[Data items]
┏━━

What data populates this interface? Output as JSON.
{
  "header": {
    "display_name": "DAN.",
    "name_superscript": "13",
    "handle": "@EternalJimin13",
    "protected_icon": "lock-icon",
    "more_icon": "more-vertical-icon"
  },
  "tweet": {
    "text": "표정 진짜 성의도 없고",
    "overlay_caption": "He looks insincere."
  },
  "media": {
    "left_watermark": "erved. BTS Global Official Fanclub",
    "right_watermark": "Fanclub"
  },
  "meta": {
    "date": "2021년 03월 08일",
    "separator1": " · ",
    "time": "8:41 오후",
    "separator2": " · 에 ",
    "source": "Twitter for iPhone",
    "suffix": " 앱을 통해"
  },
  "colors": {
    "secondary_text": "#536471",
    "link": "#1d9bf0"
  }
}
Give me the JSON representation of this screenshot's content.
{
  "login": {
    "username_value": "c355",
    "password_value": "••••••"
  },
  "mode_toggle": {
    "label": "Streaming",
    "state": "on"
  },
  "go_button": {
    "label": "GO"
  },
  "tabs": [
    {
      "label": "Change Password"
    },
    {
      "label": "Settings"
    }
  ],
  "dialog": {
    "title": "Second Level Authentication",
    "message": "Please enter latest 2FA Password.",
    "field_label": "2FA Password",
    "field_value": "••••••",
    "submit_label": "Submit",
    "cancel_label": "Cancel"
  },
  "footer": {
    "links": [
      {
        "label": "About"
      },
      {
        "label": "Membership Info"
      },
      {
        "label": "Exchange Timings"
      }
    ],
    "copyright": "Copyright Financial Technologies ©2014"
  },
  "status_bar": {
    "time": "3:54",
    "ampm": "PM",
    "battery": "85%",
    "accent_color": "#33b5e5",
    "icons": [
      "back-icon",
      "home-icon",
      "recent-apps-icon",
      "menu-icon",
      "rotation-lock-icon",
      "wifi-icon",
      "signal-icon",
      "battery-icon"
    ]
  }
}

┗━━

**WHAT NEEDS TO BE DONE**: Take the lines from the one containing "Give me the" to the last line of the material above and write them out exactly.

**PROBLEM SOLUTION**:
Give me the JSON representation of this screenshot's content.
{
  "login": {
    "username_value": "c355",
    "password_value": "••••••"
  },
  "mode_toggle": {
    "label": "Streaming",
    "state": "on"
  },
  "go_button": {
    "label": "GO"
  },
  "tabs": [
    {
      "label": "Change Password"
    },
    {
      "label": "Settings"
    }
  ],
  "dialog": {
    "title": "Second Level Authentication",
    "message": "Please enter latest 2FA Password.",
    "field_label": "2FA Password",
    "field_value": "••••••",
    "submit_label": "Submit",
    "cancel_label": "Cancel"
  },
  "footer": {
    "links": [
      {
        "label": "About"
      },
      {
        "label": "Membership Info"
      },
      {
        "label": "Exchange Timings"
      }
    ],
    "copyright": "Copyright Financial Technologies ©2014"
  },
  "status_bar": {
    "time": "3:54",
    "ampm": "PM",
    "battery": "85%",
    "accent_color": "#33b5e5",
    "icons": [
      "back-icon",
      "home-icon",
      "recent-apps-icon",
      "menu-icon",
      "rotation-lock-icon",
      "wifi-icon",
      "signal-icon",
      "battery-icon"
    ]
  }
}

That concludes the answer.